**Prompt:** Work out the number of lines in the listing that include the string "color". Reply with that number alone.

(Records from a collection of figures)
★ ★ ★

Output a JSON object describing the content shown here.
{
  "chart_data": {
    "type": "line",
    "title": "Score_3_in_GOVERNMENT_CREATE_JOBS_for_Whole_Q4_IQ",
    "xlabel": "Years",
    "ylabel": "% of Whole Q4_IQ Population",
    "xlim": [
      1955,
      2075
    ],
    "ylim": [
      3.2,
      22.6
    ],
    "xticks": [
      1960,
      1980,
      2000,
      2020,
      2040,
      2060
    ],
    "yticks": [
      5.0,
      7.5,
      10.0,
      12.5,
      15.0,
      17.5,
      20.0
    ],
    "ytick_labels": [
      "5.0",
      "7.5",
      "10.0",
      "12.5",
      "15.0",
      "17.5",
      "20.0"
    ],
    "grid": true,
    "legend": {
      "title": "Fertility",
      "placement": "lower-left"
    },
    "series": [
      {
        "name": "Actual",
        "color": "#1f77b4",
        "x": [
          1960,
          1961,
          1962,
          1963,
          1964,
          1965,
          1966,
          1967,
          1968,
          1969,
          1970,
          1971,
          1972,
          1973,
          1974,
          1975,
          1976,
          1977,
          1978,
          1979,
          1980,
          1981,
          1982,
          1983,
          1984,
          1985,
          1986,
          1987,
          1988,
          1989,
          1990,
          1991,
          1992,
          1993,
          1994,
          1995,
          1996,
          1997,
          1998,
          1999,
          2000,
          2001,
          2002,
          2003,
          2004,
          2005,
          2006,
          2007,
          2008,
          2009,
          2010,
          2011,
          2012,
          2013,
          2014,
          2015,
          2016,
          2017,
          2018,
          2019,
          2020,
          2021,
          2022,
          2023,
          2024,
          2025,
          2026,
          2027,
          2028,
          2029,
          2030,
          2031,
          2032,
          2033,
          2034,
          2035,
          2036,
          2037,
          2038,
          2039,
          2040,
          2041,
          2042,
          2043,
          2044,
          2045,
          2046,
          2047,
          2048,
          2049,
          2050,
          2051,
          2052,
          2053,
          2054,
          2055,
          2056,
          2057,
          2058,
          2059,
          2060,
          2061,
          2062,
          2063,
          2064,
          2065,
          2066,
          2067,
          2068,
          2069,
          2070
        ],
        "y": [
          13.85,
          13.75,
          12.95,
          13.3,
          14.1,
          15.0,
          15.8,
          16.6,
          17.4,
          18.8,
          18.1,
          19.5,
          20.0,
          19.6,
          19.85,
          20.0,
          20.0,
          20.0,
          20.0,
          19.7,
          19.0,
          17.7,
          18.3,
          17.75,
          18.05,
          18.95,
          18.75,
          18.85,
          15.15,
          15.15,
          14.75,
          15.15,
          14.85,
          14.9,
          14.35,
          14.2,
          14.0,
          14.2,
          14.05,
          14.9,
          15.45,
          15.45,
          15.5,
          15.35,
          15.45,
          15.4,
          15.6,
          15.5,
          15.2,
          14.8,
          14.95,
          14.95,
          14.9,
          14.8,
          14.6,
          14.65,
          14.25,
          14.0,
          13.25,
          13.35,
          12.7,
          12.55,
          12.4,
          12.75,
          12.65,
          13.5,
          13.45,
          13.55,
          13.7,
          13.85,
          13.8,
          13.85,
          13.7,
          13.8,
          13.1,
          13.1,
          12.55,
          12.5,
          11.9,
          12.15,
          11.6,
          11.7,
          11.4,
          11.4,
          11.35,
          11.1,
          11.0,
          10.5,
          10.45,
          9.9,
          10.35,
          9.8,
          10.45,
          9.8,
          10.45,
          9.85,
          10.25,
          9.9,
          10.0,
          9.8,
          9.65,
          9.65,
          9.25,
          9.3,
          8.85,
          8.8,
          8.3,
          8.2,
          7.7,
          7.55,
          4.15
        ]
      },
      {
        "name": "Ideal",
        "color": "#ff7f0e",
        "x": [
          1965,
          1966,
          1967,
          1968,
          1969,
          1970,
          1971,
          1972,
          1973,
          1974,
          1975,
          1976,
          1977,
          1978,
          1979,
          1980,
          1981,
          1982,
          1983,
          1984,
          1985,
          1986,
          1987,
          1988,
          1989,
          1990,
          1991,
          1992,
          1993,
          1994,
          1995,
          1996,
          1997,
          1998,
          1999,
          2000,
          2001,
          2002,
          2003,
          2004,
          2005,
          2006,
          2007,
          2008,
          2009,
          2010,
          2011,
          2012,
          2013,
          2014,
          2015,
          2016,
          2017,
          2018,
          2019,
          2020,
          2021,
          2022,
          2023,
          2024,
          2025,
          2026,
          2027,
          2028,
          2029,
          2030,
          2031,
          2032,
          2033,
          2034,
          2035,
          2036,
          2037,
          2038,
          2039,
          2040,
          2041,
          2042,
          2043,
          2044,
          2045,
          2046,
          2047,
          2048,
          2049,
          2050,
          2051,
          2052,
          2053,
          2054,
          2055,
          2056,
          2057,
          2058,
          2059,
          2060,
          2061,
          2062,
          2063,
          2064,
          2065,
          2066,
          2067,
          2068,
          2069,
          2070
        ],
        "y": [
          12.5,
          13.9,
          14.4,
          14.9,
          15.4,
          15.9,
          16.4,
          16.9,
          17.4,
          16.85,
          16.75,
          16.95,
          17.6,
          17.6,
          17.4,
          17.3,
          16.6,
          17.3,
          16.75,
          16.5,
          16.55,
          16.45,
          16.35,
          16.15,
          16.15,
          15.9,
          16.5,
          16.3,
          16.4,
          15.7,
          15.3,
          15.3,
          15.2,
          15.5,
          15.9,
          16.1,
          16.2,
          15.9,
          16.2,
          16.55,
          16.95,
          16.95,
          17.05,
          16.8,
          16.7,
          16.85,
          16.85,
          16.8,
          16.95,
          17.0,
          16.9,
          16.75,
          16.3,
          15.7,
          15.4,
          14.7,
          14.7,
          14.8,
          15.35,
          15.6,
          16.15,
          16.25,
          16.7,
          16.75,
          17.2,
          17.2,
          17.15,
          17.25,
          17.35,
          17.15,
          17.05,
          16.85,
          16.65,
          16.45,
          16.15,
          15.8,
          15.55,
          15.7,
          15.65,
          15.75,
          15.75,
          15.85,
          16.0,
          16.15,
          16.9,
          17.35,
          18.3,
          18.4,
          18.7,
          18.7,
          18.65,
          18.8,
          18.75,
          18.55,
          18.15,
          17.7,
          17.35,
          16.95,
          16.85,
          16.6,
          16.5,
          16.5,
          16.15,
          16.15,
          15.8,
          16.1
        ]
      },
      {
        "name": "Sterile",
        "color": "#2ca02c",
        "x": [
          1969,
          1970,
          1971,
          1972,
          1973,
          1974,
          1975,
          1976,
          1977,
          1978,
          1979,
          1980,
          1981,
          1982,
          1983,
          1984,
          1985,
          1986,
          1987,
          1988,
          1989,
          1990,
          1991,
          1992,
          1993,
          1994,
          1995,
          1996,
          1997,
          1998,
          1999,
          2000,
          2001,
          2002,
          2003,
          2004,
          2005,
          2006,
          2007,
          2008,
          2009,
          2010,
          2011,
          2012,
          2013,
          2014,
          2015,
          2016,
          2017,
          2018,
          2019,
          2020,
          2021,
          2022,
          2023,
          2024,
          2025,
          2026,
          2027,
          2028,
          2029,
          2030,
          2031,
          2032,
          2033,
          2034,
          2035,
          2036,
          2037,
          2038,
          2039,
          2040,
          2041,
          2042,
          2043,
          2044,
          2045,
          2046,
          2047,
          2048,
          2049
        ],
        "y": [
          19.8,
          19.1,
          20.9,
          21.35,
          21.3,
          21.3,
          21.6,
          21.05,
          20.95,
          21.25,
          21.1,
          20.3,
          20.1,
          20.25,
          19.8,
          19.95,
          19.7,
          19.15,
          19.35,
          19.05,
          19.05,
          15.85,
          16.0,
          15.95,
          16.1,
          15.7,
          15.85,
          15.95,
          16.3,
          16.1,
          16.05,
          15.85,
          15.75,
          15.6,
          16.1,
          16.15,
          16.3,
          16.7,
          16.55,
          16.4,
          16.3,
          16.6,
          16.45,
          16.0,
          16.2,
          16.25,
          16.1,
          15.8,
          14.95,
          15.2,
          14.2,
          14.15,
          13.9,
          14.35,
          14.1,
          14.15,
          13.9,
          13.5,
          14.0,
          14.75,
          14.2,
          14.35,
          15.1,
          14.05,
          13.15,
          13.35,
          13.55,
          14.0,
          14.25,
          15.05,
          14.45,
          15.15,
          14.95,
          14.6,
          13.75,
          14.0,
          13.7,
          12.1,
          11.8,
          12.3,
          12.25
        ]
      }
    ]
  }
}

★ ★ ★

**Exercise result:** 3